──────── DATA RECORDS

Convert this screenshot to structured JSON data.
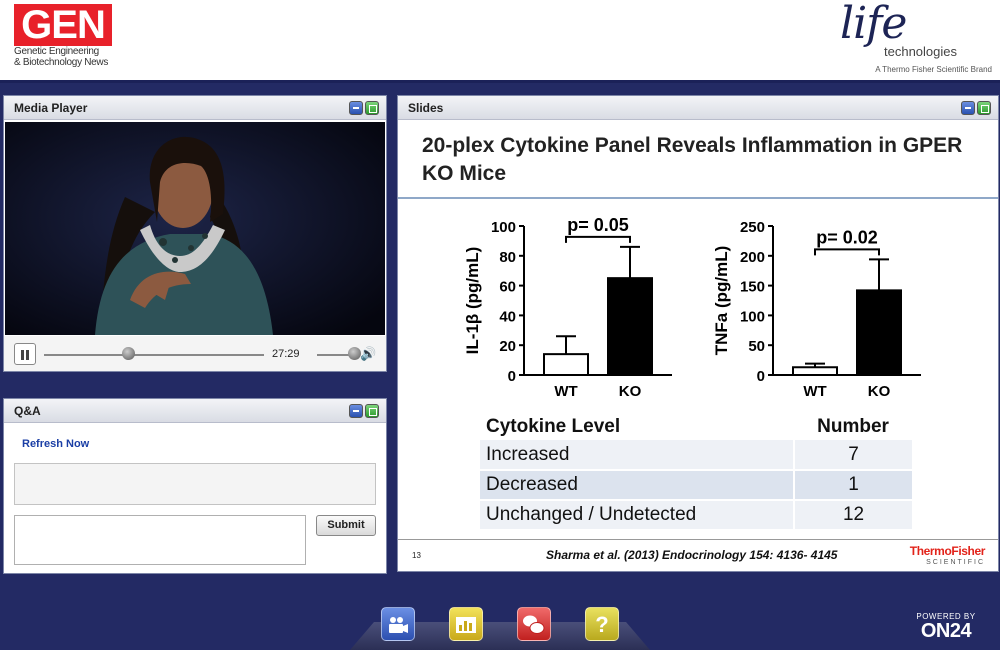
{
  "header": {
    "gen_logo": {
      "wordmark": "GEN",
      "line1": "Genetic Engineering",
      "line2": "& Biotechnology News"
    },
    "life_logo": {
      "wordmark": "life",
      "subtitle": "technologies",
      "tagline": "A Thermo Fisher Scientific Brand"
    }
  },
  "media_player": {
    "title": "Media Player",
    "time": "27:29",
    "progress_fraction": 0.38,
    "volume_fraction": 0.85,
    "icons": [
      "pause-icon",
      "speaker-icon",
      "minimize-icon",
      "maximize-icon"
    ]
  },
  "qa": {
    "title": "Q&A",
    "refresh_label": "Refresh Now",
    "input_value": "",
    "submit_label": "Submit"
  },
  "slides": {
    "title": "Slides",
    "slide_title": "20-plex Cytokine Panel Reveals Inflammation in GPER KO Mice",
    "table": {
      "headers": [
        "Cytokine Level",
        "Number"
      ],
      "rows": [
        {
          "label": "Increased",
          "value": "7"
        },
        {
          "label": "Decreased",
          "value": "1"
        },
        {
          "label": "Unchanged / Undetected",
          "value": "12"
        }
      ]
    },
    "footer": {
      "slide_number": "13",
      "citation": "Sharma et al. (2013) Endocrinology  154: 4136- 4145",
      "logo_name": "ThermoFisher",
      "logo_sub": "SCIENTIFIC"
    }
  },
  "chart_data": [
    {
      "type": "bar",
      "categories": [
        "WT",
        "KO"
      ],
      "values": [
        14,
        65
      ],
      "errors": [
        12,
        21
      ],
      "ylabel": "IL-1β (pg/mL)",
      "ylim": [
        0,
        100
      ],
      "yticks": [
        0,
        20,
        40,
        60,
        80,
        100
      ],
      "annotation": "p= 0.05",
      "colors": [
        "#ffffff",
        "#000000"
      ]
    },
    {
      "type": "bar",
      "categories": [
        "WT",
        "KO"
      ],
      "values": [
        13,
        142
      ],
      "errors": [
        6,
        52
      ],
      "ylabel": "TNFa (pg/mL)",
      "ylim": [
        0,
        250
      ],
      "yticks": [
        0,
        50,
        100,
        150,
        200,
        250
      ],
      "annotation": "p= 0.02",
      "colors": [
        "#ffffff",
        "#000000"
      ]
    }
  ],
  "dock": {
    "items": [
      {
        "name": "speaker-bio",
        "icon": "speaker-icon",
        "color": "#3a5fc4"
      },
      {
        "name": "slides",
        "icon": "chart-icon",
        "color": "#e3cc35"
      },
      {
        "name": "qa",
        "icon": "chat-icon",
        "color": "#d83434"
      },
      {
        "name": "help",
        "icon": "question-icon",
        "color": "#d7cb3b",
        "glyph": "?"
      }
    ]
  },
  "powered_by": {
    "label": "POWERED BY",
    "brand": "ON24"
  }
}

────────────────

__WHAT NEEDS TO BE DONE__
Show each line holding the word "speaker".

__FINAL RESULT__
      "speaker-icon",
        "name": "speaker-bio",
        "icon": "speaker-icon",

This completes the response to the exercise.